== Exercise aim ==
Output every record below exactly as it appears.

== Provided records ==
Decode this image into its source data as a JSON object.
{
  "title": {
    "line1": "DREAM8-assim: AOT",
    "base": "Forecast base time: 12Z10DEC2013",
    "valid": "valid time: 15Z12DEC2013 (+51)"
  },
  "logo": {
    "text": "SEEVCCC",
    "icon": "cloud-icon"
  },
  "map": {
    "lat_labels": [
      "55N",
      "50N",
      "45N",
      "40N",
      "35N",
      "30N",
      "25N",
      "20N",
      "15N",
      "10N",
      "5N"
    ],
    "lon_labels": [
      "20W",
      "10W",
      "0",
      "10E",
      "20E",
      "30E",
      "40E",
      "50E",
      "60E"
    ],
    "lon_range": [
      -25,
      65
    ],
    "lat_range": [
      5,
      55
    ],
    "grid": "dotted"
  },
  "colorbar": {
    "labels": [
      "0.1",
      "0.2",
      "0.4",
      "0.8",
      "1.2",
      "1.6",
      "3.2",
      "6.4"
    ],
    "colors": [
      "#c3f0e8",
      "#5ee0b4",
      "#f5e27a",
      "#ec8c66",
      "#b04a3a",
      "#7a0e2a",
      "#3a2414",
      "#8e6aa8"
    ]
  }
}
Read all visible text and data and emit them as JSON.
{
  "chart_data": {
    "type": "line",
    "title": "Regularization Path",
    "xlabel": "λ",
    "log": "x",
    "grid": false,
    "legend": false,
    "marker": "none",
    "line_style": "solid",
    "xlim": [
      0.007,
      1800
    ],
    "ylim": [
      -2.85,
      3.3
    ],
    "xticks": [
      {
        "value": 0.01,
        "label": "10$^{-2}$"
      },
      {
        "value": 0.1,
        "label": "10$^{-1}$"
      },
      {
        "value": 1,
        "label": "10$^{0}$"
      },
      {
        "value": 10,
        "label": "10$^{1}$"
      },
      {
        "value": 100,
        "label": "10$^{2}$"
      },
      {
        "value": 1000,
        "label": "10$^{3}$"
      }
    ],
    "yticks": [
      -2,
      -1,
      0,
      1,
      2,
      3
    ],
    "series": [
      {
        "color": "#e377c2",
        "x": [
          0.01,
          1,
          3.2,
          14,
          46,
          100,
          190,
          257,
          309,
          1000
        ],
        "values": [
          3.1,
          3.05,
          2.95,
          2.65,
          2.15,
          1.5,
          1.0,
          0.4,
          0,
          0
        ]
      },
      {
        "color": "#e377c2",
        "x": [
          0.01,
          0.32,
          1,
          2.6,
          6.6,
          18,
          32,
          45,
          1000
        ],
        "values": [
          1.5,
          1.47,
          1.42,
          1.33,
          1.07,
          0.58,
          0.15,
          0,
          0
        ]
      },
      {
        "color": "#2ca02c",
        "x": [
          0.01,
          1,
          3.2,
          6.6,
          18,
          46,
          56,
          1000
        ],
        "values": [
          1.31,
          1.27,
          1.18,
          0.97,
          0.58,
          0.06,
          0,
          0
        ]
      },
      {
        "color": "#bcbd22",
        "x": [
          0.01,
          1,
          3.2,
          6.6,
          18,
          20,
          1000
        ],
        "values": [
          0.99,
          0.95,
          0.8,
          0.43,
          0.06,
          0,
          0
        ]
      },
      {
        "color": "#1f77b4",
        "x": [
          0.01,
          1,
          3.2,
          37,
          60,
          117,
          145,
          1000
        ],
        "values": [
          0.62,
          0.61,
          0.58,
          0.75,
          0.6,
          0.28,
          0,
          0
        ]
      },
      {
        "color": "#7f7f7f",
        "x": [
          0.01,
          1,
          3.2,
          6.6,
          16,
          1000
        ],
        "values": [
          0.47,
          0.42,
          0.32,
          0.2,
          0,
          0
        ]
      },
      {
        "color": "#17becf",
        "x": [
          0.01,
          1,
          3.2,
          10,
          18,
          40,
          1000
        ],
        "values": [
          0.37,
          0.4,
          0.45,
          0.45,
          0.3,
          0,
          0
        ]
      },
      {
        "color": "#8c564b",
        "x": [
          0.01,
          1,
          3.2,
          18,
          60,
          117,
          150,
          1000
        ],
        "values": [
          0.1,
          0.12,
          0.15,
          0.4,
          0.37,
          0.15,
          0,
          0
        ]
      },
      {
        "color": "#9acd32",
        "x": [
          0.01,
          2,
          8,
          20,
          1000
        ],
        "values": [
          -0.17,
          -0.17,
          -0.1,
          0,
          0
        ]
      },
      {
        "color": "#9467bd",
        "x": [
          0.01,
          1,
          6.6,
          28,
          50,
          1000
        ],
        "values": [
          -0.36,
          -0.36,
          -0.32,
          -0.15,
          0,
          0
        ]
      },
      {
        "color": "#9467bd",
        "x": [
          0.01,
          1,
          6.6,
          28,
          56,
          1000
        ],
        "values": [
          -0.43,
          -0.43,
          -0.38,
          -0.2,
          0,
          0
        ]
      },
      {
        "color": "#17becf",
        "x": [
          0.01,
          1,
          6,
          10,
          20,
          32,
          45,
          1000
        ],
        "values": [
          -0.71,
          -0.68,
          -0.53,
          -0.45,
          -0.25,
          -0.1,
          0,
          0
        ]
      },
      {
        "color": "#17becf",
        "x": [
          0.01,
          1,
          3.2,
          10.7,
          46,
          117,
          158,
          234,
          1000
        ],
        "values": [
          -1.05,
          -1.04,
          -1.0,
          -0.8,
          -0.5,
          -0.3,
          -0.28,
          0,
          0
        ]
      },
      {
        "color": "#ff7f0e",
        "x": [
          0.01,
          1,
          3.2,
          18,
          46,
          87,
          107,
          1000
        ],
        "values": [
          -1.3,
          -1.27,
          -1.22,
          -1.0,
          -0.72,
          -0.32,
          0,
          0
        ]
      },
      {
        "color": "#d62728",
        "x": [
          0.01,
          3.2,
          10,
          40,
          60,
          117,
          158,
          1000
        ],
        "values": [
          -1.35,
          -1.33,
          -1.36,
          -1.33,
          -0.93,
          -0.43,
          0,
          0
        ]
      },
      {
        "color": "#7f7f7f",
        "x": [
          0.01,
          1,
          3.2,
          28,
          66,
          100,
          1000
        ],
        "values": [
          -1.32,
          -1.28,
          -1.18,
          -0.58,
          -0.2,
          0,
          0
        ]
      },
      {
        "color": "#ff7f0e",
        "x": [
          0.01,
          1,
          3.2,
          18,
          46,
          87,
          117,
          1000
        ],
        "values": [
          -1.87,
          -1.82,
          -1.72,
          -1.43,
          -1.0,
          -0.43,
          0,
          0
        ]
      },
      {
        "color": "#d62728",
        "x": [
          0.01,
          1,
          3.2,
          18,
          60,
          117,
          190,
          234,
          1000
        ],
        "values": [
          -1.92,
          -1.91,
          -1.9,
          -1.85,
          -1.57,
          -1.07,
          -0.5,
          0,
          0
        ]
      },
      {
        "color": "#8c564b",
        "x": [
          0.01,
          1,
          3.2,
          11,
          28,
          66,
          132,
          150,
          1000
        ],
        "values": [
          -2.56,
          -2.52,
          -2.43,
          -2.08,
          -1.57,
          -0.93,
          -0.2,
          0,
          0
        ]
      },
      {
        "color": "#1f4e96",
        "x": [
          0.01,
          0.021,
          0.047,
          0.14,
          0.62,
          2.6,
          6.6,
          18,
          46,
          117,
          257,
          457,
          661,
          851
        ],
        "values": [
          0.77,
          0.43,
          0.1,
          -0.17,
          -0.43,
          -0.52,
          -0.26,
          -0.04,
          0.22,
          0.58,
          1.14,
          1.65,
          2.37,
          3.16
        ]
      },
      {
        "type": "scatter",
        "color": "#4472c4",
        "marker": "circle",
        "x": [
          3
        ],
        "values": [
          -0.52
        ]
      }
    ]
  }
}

== Worked answer ==
Decode this image into its source data as a JSON object.
{
  "title": {
    "line1": "DREAM8-assim: AOT",
    "base": "Forecast base time: 12Z10DEC2013",
    "valid": "valid time: 15Z12DEC2013 (+51)"
  },
  "logo": {
    "text": "SEEVCCC",
    "icon": "cloud-icon"
  },
  "map": {
    "lat_labels": [
      "55N",
      "50N",
      "45N",
      "40N",
      "35N",
      "30N",
      "25N",
      "20N",
      "15N",
      "10N",
      "5N"
    ],
    "lon_labels": [
      "20W",
      "10W",
      "0",
      "10E",
      "20E",
      "30E",
      "40E",
      "50E",
      "60E"
    ],
    "lon_range": [
      -25,
      65
    ],
    "lat_range": [
      5,
      55
    ],
    "grid": "dotted"
  },
  "colorbar": {
    "labels": [
      "0.1",
      "0.2",
      "0.4",
      "0.8",
      "1.2",
      "1.6",
      "3.2",
      "6.4"
    ],
    "colors": [
      "#c3f0e8",
      "#5ee0b4",
      "#f5e27a",
      "#ec8c66",
      "#b04a3a",
      "#7a0e2a",
      "#3a2414",
      "#8e6aa8"
    ]
  }
}
Read all visible text and data and emit them as JSON.
{
  "chart_data": {
    "type": "line",
    "title": "Regularization Path",
    "xlabel": "λ",
    "log": "x",
    "grid": false,
    "legend": false,
    "marker": "none",
    "line_style": "solid",
    "xlim": [
      0.007,
      1800
    ],
    "ylim": [
      -2.85,
      3.3
    ],
    "xticks": [
      {
        "value": 0.01,
        "label": "10$^{-2}$"
      },
      {
        "value": 0.1,
        "label": "10$^{-1}$"
      },
      {
        "value": 1,
        "label": "10$^{0}$"
      },
      {
        "value": 10,
        "label": "10$^{1}$"
      },
      {
        "value": 100,
        "label": "10$^{2}$"
      },
      {
        "value": 1000,
        "label": "10$^{3}$"
      }
    ],
    "yticks": [
      -2,
      -1,
      0,
      1,
      2,
      3
    ],
    "series": [
      {
        "color": "#e377c2",
        "x": [
          0.01,
          1,
          3.2,
          14,
          46,
          100,
          190,
          257,
          309,
          1000
        ],
        "values": [
          3.1,
          3.05,
          2.95,
          2.65,
          2.15,
          1.5,
          1.0,
          0.4,
          0,
          0
        ]
      },
      {
        "color": "#e377c2",
        "x": [
          0.01,
          0.32,
          1,
          2.6,
          6.6,
          18,
          32,
          45,
          1000
        ],
        "values": [
          1.5,
          1.47,
          1.42,
          1.33,
          1.07,
          0.58,
          0.15,
          0,
          0
        ]
      },
      {
        "color": "#2ca02c",
        "x": [
          0.01,
          1,
          3.2,
          6.6,
          18,
          46,
          56,
          1000
        ],
        "values": [
          1.31,
          1.27,
          1.18,
          0.97,
          0.58,
          0.06,
          0,
          0
        ]
      },
      {
        "color": "#bcbd22",
        "x": [
          0.01,
          1,
          3.2,
          6.6,
          18,
          20,
          1000
        ],
        "values": [
          0.99,
          0.95,
          0.8,
          0.43,
          0.06,
          0,
          0
        ]
      },
      {
        "color": "#1f77b4",
        "x": [
          0.01,
          1,
          3.2,
          37,
          60,
          117,
          145,
          1000
        ],
        "values": [
          0.62,
          0.61,
          0.58,
          0.75,
          0.6,
          0.28,
          0,
          0
        ]
      },
      {
        "color": "#7f7f7f",
        "x": [
          0.01,
          1,
          3.2,
          6.6,
          16,
          1000
        ],
        "values": [
          0.47,
          0.42,
          0.32,
          0.2,
          0,
          0
        ]
      },
      {
        "color": "#17becf",
        "x": [
          0.01,
          1,
          3.2,
          10,
          18,
          40,
          1000
        ],
        "values": [
          0.37,
          0.4,
          0.45,
          0.45,
          0.3,
          0,
          0
        ]
      },
      {
        "color": "#8c564b",
        "x": [
          0.01,
          1,
          3.2,
          18,
          60,
          117,
          150,
          1000
        ],
        "values": [
          0.1,
          0.12,
          0.15,
          0.4,
          0.37,
          0.15,
          0,
          0
        ]
      },
      {
        "color": "#9acd32",
        "x": [
          0.01,
          2,
          8,
          20,
          1000
        ],
        "values": [
          -0.17,
          -0.17,
          -0.1,
          0,
          0
        ]
      },
      {
        "color": "#9467bd",
        "x": [
          0.01,
          1,
          6.6,
          28,
          50,
          1000
        ],
        "values": [
          -0.36,
          -0.36,
          -0.32,
          -0.15,
          0,
          0
        ]
      },
      {
        "color": "#9467bd",
        "x": [
          0.01,
          1,
          6.6,
          28,
          56,
          1000
        ],
        "values": [
          -0.43,
          -0.43,
          -0.38,
          -0.2,
          0,
          0
        ]
      },
      {
        "color": "#17becf",
        "x": [
          0.01,
          1,
          6,
          10,
          20,
          32,
          45,
          1000
        ],
        "values": [
          -0.71,
          -0.68,
          -0.53,
          -0.45,
          -0.25,
          -0.1,
          0,
          0
        ]
      },
      {
        "color": "#17becf",
        "x": [
          0.01,
          1,
          3.2,
          10.7,
          46,
          117,
          158,
          234,
          1000
        ],
        "values": [
          -1.05,
          -1.04,
          -1.0,
          -0.8,
          -0.5,
          -0.3,
          -0.28,
          0,
          0
        ]
      },
      {
        "color": "#ff7f0e",
        "x": [
          0.01,
          1,
          3.2,
          18,
          46,
          87,
          107,
          1000
        ],
        "values": [
          -1.3,
          -1.27,
          -1.22,
          -1.0,
          -0.72,
          -0.32,
          0,
          0
        ]
      },
      {
        "color": "#d62728",
        "x": [
          0.01,
          3.2,
          10,
          40,
          60,
          117,
          158,
          1000
        ],
        "values": [
          -1.35,
          -1.33,
          -1.36,
          -1.33,
          -0.93,
          -0.43,
          0,
          0
        ]
      },
      {
        "color": "#7f7f7f",
        "x": [
          0.01,
          1,
          3.2,
          28,
          66,
          100,
          1000
        ],
        "values": [
          -1.32,
          -1.28,
          -1.18,
          -0.58,
          -0.2,
          0,
          0
        ]
      },
      {
        "color": "#ff7f0e",
        "x": [
          0.01,
          1,
          3.2,
          18,
          46,
          87,
          117,
          1000
        ],
        "values": [
          -1.87,
          -1.82,
          -1.72,
          -1.43,
          -1.0,
          -0.43,
          0,
          0
        ]
      },
      {
        "color": "#d62728",
        "x": [
          0.01,
          1,
          3.2,
          18,
          60,
          117,
          190,
          234,
          1000
        ],
        "values": [
          -1.92,
          -1.91,
          -1.9,
          -1.85,
          -1.57,
          -1.07,
          -0.5,
          0,
          0
        ]
      },
      {
        "color": "#8c564b",
        "x": [
          0.01,
          1,
          3.2,
          11,
          28,
          66,
          132,
          150,
          1000
        ],
        "values": [
          -2.56,
          -2.52,
          -2.43,
          -2.08,
          -1.57,
          -0.93,
          -0.2,
          0,
          0
        ]
      },
      {
        "color": "#1f4e96",
        "x": [
          0.01,
          0.021,
          0.047,
          0.14,
          0.62,
          2.6,
          6.6,
          18,
          46,
          117,
          257,
          457,
          661,
          851
        ],
        "values": [
          0.77,
          0.43,
          0.1,
          -0.17,
          -0.43,
          -0.52,
          -0.26,
          -0.04,
          0.22,
          0.58,
          1.14,
          1.65,
          2.37,
          3.16
        ]
      },
      {
        "type": "scatter",
        "color": "#4472c4",
        "marker": "circle",
        "x": [
          3
        ],
        "values": [
          -0.52
        ]
      }
    ]
  }
}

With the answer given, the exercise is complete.